Write out the material exactly. Do not include the pictures.

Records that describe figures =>
-- Start --
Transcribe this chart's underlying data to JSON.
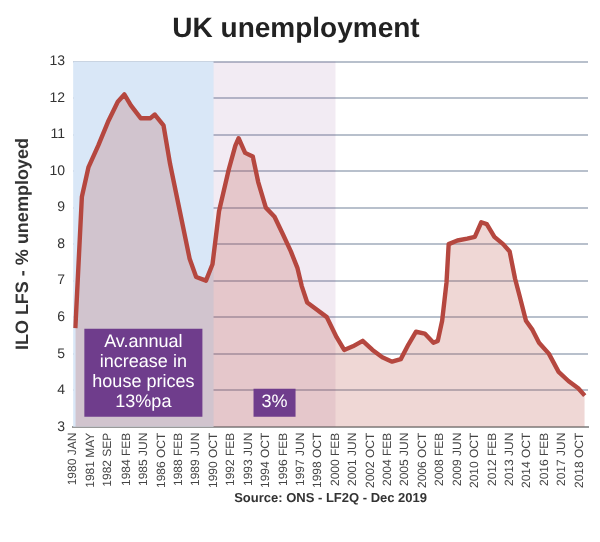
{
  "chart_data": {
    "type": "area",
    "title": "UK unemployment",
    "ylabel": "ILO LFS - % unemployed",
    "x": [
      "1980-03",
      "1980-09",
      "1981-03",
      "1981-12",
      "1982-09",
      "1983-06",
      "1983-12",
      "1984-06",
      "1985-03",
      "1985-12",
      "1986-04",
      "1986-12",
      "1987-06",
      "1988-03",
      "1988-12",
      "1989-06",
      "1990-03",
      "1990-09",
      "1991-03",
      "1991-12",
      "1992-06",
      "1992-09",
      "1993-03",
      "1993-10",
      "1994-03",
      "1994-10",
      "1995-06",
      "1996-02",
      "1996-09",
      "1997-03",
      "1997-07",
      "1997-12",
      "1998-09",
      "1999-06",
      "2000-03",
      "2000-10",
      "2001-06",
      "2002-03",
      "2002-12",
      "2003-09",
      "2004-06",
      "2005-02",
      "2005-09",
      "2006-04",
      "2006-12",
      "2007-08",
      "2007-12",
      "2008-04",
      "2008-08",
      "2008-10",
      "2009-06",
      "2010-03",
      "2010-10",
      "2011-04",
      "2011-09",
      "2012-04",
      "2012-12",
      "2013-06",
      "2013-11",
      "2014-03",
      "2014-09",
      "2015-03",
      "2015-09",
      "2016-06",
      "2017-03",
      "2017-12",
      "2018-09",
      "2019-03"
    ],
    "series": [
      {
        "color": "#b5473f",
        "values": [
          5.7,
          9.3,
          10.1,
          10.7,
          11.35,
          11.9,
          12.1,
          11.8,
          11.45,
          11.45,
          11.55,
          11.25,
          10.2,
          8.9,
          7.6,
          7.1,
          7.0,
          7.45,
          8.9,
          10.05,
          10.7,
          10.9,
          10.5,
          10.4,
          9.7,
          9.0,
          8.75,
          8.25,
          7.8,
          7.35,
          6.85,
          6.4,
          6.2,
          6.0,
          5.45,
          5.1,
          5.2,
          5.35,
          5.1,
          4.9,
          4.78,
          4.85,
          5.25,
          5.6,
          5.55,
          5.3,
          5.35,
          5.9,
          6.95,
          8.0,
          8.1,
          8.15,
          8.2,
          8.6,
          8.55,
          8.2,
          8.0,
          7.8,
          7.05,
          6.6,
          5.9,
          5.65,
          5.3,
          5.0,
          4.5,
          4.25,
          4.05,
          3.85
        ]
      }
    ],
    "xlim": [
      "1980-01",
      "2019-06"
    ],
    "xticks": [
      {
        "value": "1980-01",
        "label": "1980 JAN"
      },
      {
        "value": "1981-05",
        "label": "1981 MAY"
      },
      {
        "value": "1982-09",
        "label": "1982 SEP"
      },
      {
        "value": "1984-02",
        "label": "1984 FEB"
      },
      {
        "value": "1985-06",
        "label": "1985 JUN"
      },
      {
        "value": "1986-10",
        "label": "1986 OCT"
      },
      {
        "value": "1988-02",
        "label": "1988 FEB"
      },
      {
        "value": "1989-06",
        "label": "1989 JUN"
      },
      {
        "value": "1990-10",
        "label": "1990 OCT"
      },
      {
        "value": "1992-02",
        "label": "1992 FEB"
      },
      {
        "value": "1993-06",
        "label": "1993 JUN"
      },
      {
        "value": "1994-10",
        "label": "1994 OCT"
      },
      {
        "value": "1996-02",
        "label": "1996 FEB"
      },
      {
        "value": "1997-06",
        "label": "1997 JUN"
      },
      {
        "value": "1998-10",
        "label": "1998 OCT"
      },
      {
        "value": "2000-02",
        "label": "2000 FEB"
      },
      {
        "value": "2001-06",
        "label": "2001 JUN"
      },
      {
        "value": "2002-10",
        "label": "2002 OCT"
      },
      {
        "value": "2004-02",
        "label": "2004 FEB"
      },
      {
        "value": "2005-06",
        "label": "2005 JUN"
      },
      {
        "value": "2006-10",
        "label": "2006 OCT"
      },
      {
        "value": "2008-02",
        "label": "2008 FEB"
      },
      {
        "value": "2009-06",
        "label": "2009 JUN"
      },
      {
        "value": "2010-10",
        "label": "2010 OCT"
      },
      {
        "value": "2012-02",
        "label": "2012 FEB"
      },
      {
        "value": "2013-06",
        "label": "2013 JUN"
      },
      {
        "value": "2014-10",
        "label": "2014 OCT"
      },
      {
        "value": "2016-02",
        "label": "2016 FEB"
      },
      {
        "value": "2017-06",
        "label": "2017 JUN"
      },
      {
        "value": "2018-10",
        "label": "2018 OCT"
      }
    ],
    "ylim": [
      3,
      13
    ],
    "yticks": [
      3,
      4,
      5,
      6,
      7,
      8,
      9,
      10,
      11,
      12,
      13
    ],
    "grid": "y",
    "bands": [
      {
        "axis": "x",
        "from": "1980-01",
        "to": "1990-10",
        "label": "Av.annual increase in house prices 13%pa",
        "color": "#d9e7f7"
      },
      {
        "axis": "x",
        "from": "1990-10",
        "to": "2000-02",
        "label": "3%",
        "color": "#7b3f8e"
      }
    ],
    "annotations": [
      "Source: ONS - LF2Q - Dec 2019"
    ]
  }
}
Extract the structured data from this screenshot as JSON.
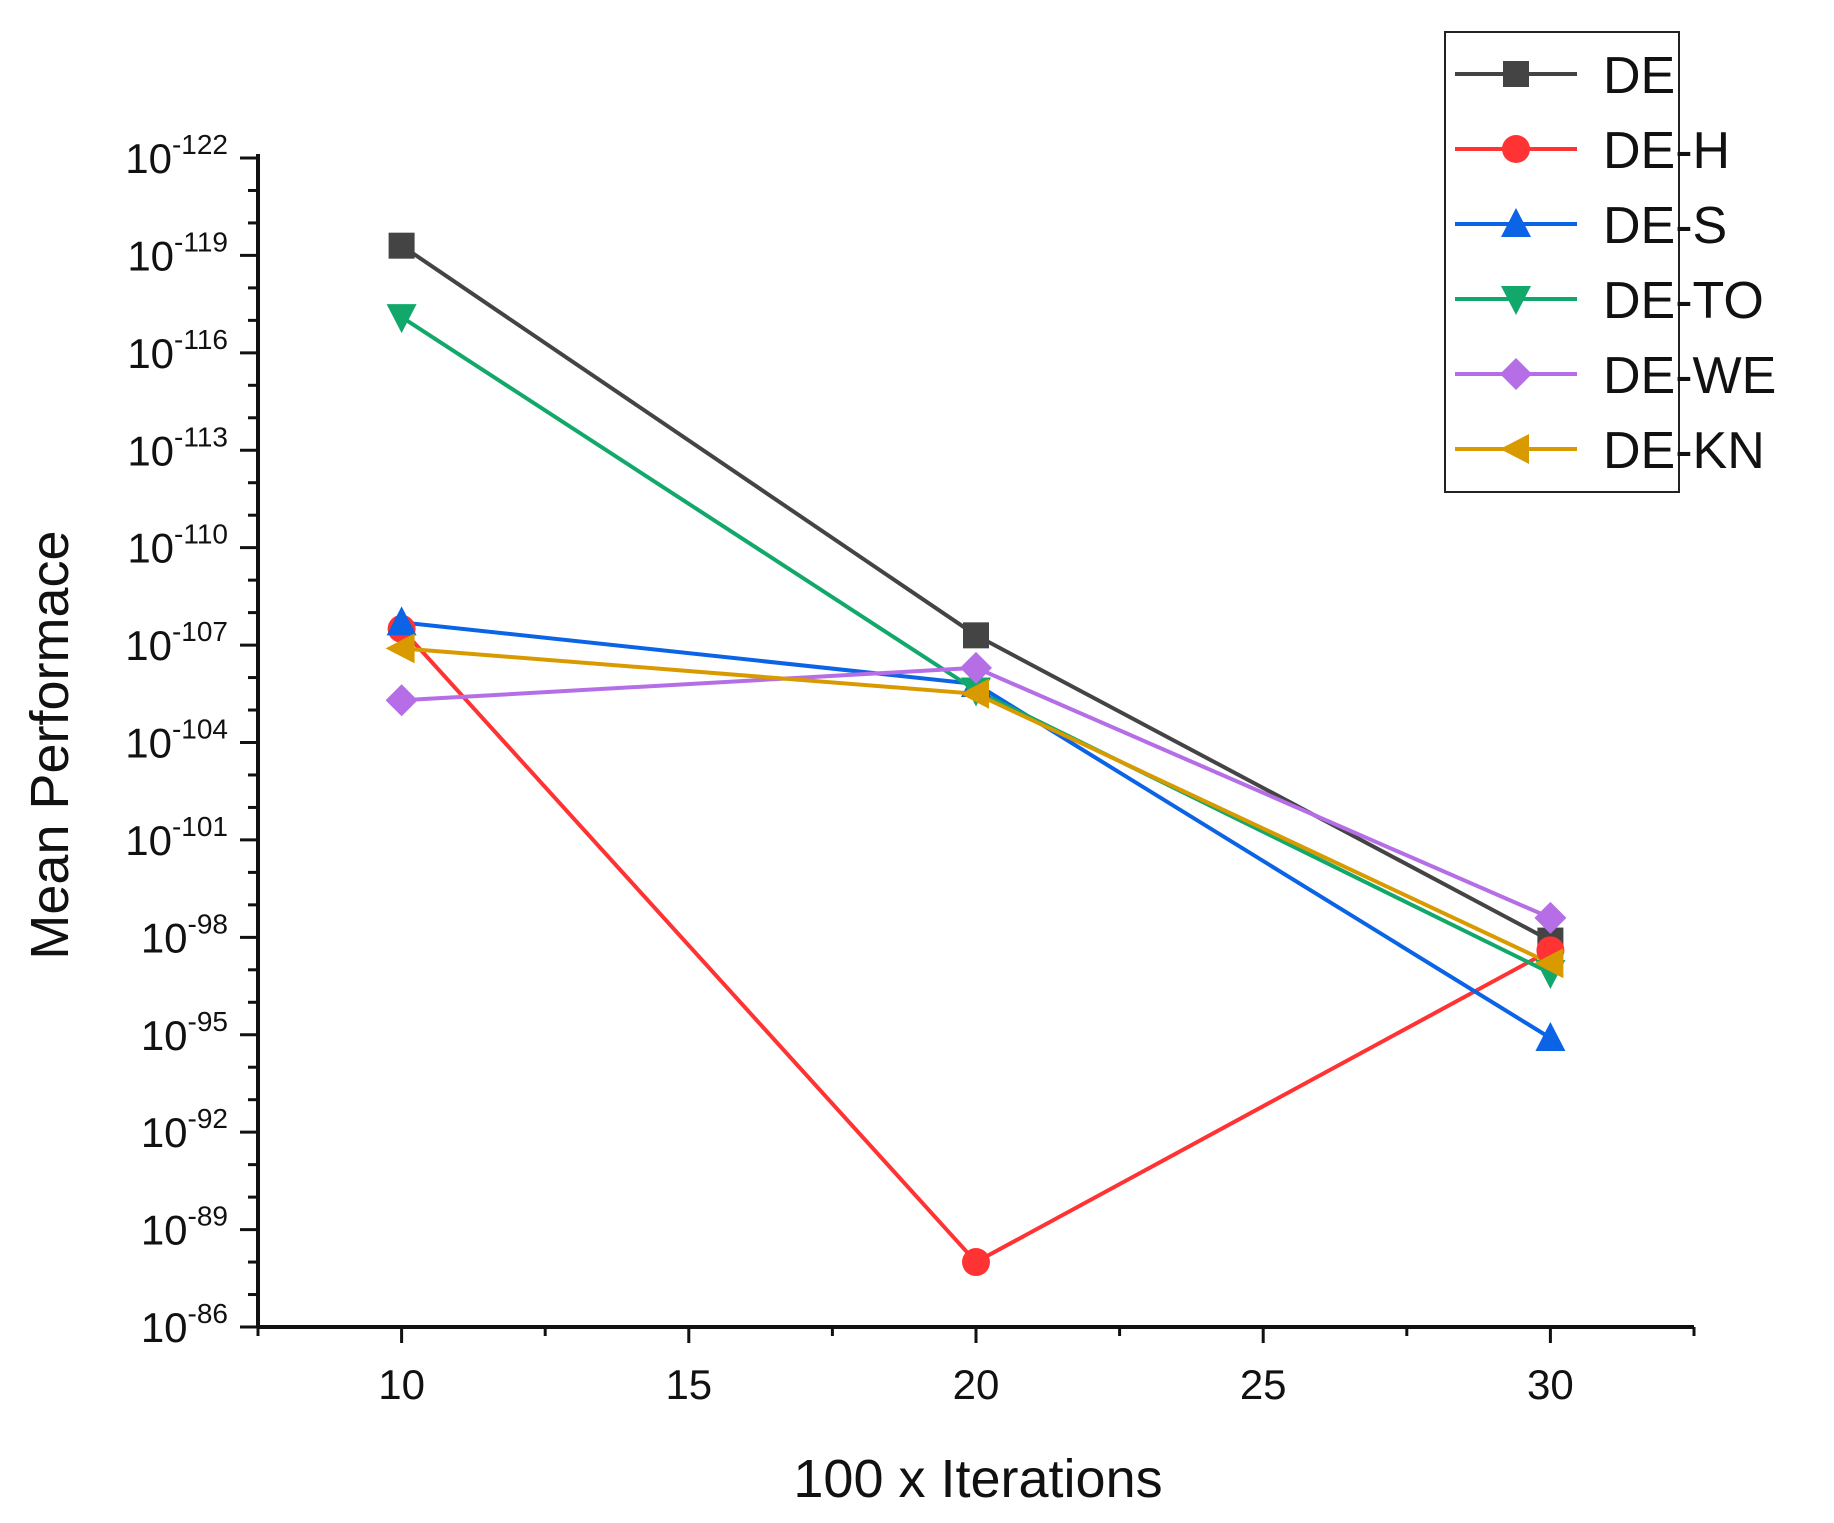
{
  "chart_data": {
    "type": "line",
    "title": "",
    "xlabel": "100 x Iterations",
    "ylabel": "Mean Performace",
    "yscale": "log",
    "y_axis_inverted": true,
    "x": [
      10,
      20,
      30
    ],
    "xlim": [
      7.5,
      32.5
    ],
    "xticks": [
      "10",
      "15",
      "20",
      "25",
      "30"
    ],
    "ylim_exponent": [
      -86,
      -122
    ],
    "yticks": [
      {
        "base": "10",
        "exp": "-122"
      },
      {
        "base": "10",
        "exp": "-119"
      },
      {
        "base": "10",
        "exp": "-116"
      },
      {
        "base": "10",
        "exp": "-113"
      },
      {
        "base": "10",
        "exp": "-110"
      },
      {
        "base": "10",
        "exp": "-107"
      },
      {
        "base": "10",
        "exp": "-104"
      },
      {
        "base": "10",
        "exp": "-101"
      },
      {
        "base": "10",
        "exp": "-98"
      },
      {
        "base": "10",
        "exp": "-95"
      },
      {
        "base": "10",
        "exp": "-92"
      },
      {
        "base": "10",
        "exp": "-89"
      },
      {
        "base": "10",
        "exp": "-86"
      }
    ],
    "legend_position": "top-right",
    "series": [
      {
        "name": "DE",
        "color": "#444444",
        "marker": "square",
        "log10_values": [
          -119.3,
          -107.3,
          -97.9
        ]
      },
      {
        "name": "DE-H",
        "color": "#ff3333",
        "marker": "circle",
        "log10_values": [
          -107.5,
          -88.0,
          -97.6
        ]
      },
      {
        "name": "DE-S",
        "color": "#0b63e5",
        "marker": "triangle-up",
        "log10_values": [
          -107.7,
          -105.8,
          -94.9
        ]
      },
      {
        "name": "DE-TO",
        "color": "#13a86b",
        "marker": "triangle-down",
        "log10_values": [
          -117.1,
          -105.6,
          -96.9
        ]
      },
      {
        "name": "DE-WE",
        "color": "#b56ee6",
        "marker": "diamond",
        "log10_values": [
          -105.3,
          -106.3,
          -98.6
        ]
      },
      {
        "name": "DE-KN",
        "color": "#d99a00",
        "marker": "triangle-left",
        "log10_values": [
          -106.9,
          -105.5,
          -97.2
        ]
      }
    ]
  }
}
-- End --
Complete response =>
Transcribe this chart's underlying data to JSON.
{
  "chart_data": {
    "type": "area",
    "title": "UK unemployment",
    "ylabel": "ILO LFS - % unemployed",
    "x": [
      "1980-03",
      "1980-09",
      "1981-03",
      "1981-12",
      "1982-09",
      "1983-06",
      "1983-12",
      "1984-06",
      "1985-03",
      "1985-12",
      "1986-04",
      "1986-12",
      "1987-06",
      "1988-03",
      "1988-12",
      "1989-06",
      "1990-03",
      "1990-09",
      "1991-03",
      "1991-12",
      "1992-06",
      "1992-09",
      "1993-03",
      "1993-10",
      "1994-03",
      "1994-10",
      "1995-06",
      "1996-02",
      "1996-09",
      "1997-03",
      "1997-07",
      "1997-12",
      "1998-09",
      "1999-06",
      "2000-03",
      "2000-10",
      "2001-06",
      "2002-03",
      "2002-12",
      "2003-09",
      "2004-06",
      "2005-02",
      "2005-09",
      "2006-04",
      "2006-12",
      "2007-08",
      "2007-12",
      "2008-04",
      "2008-08",
      "2008-10",
      "2009-06",
      "2010-03",
      "2010-10",
      "2011-04",
      "2011-09",
      "2012-04",
      "2012-12",
      "2013-06",
      "2013-11",
      "2014-03",
      "2014-09",
      "2015-03",
      "2015-09",
      "2016-06",
      "2017-03",
      "2017-12",
      "2018-09",
      "2019-03"
    ],
    "series": [
      {
        "color": "#b5473f",
        "values": [
          5.7,
          9.3,
          10.1,
          10.7,
          11.35,
          11.9,
          12.1,
          11.8,
          11.45,
          11.45,
          11.55,
          11.25,
          10.2,
          8.9,
          7.6,
          7.1,
          7.0,
          7.45,
          8.9,
          10.05,
          10.7,
          10.9,
          10.5,
          10.4,
          9.7,
          9.0,
          8.75,
          8.25,
          7.8,
          7.35,
          6.85,
          6.4,
          6.2,
          6.0,
          5.45,
          5.1,
          5.2,
          5.35,
          5.1,
          4.9,
          4.78,
          4.85,
          5.25,
          5.6,
          5.55,
          5.3,
          5.35,
          5.9,
          6.95,
          8.0,
          8.1,
          8.15,
          8.2,
          8.6,
          8.55,
          8.2,
          8.0,
          7.8,
          7.05,
          6.6,
          5.9,
          5.65,
          5.3,
          5.0,
          4.5,
          4.25,
          4.05,
          3.85
        ]
      }
    ],
    "xlim": [
      "1980-01",
      "2019-06"
    ],
    "xticks": [
      {
        "value": "1980-01",
        "label": "1980 JAN"
      },
      {
        "value": "1981-05",
        "label": "1981 MAY"
      },
      {
        "value": "1982-09",
        "label": "1982 SEP"
      },
      {
        "value": "1984-02",
        "label": "1984 FEB"
      },
      {
        "value": "1985-06",
        "label": "1985 JUN"
      },
      {
        "value": "1986-10",
        "label": "1986 OCT"
      },
      {
        "value": "1988-02",
        "label": "1988 FEB"
      },
      {
        "value": "1989-06",
        "label": "1989 JUN"
      },
      {
        "value": "1990-10",
        "label": "1990 OCT"
      },
      {
        "value": "1992-02",
        "label": "1992 FEB"
      },
      {
        "value": "1993-06",
        "label": "1993 JUN"
      },
      {
        "value": "1994-10",
        "label": "1994 OCT"
      },
      {
        "value": "1996-02",
        "label": "1996 FEB"
      },
      {
        "value": "1997-06",
        "label": "1997 JUN"
      },
      {
        "value": "1998-10",
        "label": "1998 OCT"
      },
      {
        "value": "2000-02",
        "label": "2000 FEB"
      },
      {
        "value": "2001-06",
        "label": "2001 JUN"
      },
      {
        "value": "2002-10",
        "label": "2002 OCT"
      },
      {
        "value": "2004-02",
        "label": "2004 FEB"
      },
      {
        "value": "2005-06",
        "label": "2005 JUN"
      },
      {
        "value": "2006-10",
        "label": "2006 OCT"
      },
      {
        "value": "2008-02",
        "label": "2008 FEB"
      },
      {
        "value": "2009-06",
        "label": "2009 JUN"
      },
      {
        "value": "2010-10",
        "label": "2010 OCT"
      },
      {
        "value": "2012-02",
        "label": "2012 FEB"
      },
      {
        "value": "2013-06",
        "label": "2013 JUN"
      },
      {
        "value": "2014-10",
        "label": "2014 OCT"
      },
      {
        "value": "2016-02",
        "label": "2016 FEB"
      },
      {
        "value": "2017-06",
        "label": "2017 JUN"
      },
      {
        "value": "2018-10",
        "label": "2018 OCT"
      }
    ],
    "ylim": [
      3,
      13
    ],
    "yticks": [
      3,
      4,
      5,
      6,
      7,
      8,
      9,
      10,
      11,
      12,
      13
    ],
    "grid": "y",
    "bands": [
      {
        "axis": "x",
        "from": "1980-01",
        "to": "1990-10",
        "label": "Av.annual increase in house prices 13%pa",
        "color": "#d9e7f7"
      },
      {
        "axis": "x",
        "from": "1990-10",
        "to": "2000-02",
        "label": "3%",
        "color": "#7b3f8e"
      }
    ],
    "annotations": [
      "Source: ONS - LF2Q - Dec 2019"
    ]
  }
}
Extract the structured data from this screenshot as JSON.
{
  "chart_data": {
    "type": "line",
    "title": "",
    "xlabel": "100 x Iterations",
    "ylabel": "Mean Performace",
    "yscale": "log",
    "y_axis_inverted": true,
    "x": [
      10,
      20,
      30
    ],
    "xlim": [
      7.5,
      32.5
    ],
    "xticks": [
      "10",
      "15",
      "20",
      "25",
      "30"
    ],
    "ylim_exponent": [
      -86,
      -122
    ],
    "yticks": [
      {
        "base": "10",
        "exp": "-122"
      },
      {
        "base": "10",
        "exp": "-119"
      },
      {
        "base": "10",
        "exp": "-116"
      },
      {
        "base": "10",
        "exp": "-113"
      },
      {
        "base": "10",
        "exp": "-110"
      },
      {
        "base": "10",
        "exp": "-107"
      },
      {
        "base": "10",
        "exp": "-104"
      },
      {
        "base": "10",
        "exp": "-101"
      },
      {
        "base": "10",
        "exp": "-98"
      },
      {
        "base": "10",
        "exp": "-95"
      },
      {
        "base": "10",
        "exp": "-92"
      },
      {
        "base": "10",
        "exp": "-89"
      },
      {
        "base": "10",
        "exp": "-86"
      }
    ],
    "legend_position": "top-right",
    "series": [
      {
        "name": "DE",
        "color": "#444444",
        "marker": "square",
        "log10_values": [
          -119.3,
          -107.3,
          -97.9
        ]
      },
      {
        "name": "DE-H",
        "color": "#ff3333",
        "marker": "circle",
        "log10_values": [
          -107.5,
          -88.0,
          -97.6
        ]
      },
      {
        "name": "DE-S",
        "color": "#0b63e5",
        "marker": "triangle-up",
        "log10_values": [
          -107.7,
          -105.8,
          -94.9
        ]
      },
      {
        "name": "DE-TO",
        "color": "#13a86b",
        "marker": "triangle-down",
        "log10_values": [
          -117.1,
          -105.6,
          -96.9
        ]
      },
      {
        "name": "DE-WE",
        "color": "#b56ee6",
        "marker": "diamond",
        "log10_values": [
          -105.3,
          -106.3,
          -98.6
        ]
      },
      {
        "name": "DE-KN",
        "color": "#d99a00",
        "marker": "triangle-left",
        "log10_values": [
          -106.9,
          -105.5,
          -97.2
        ]
      }
    ]
  }
}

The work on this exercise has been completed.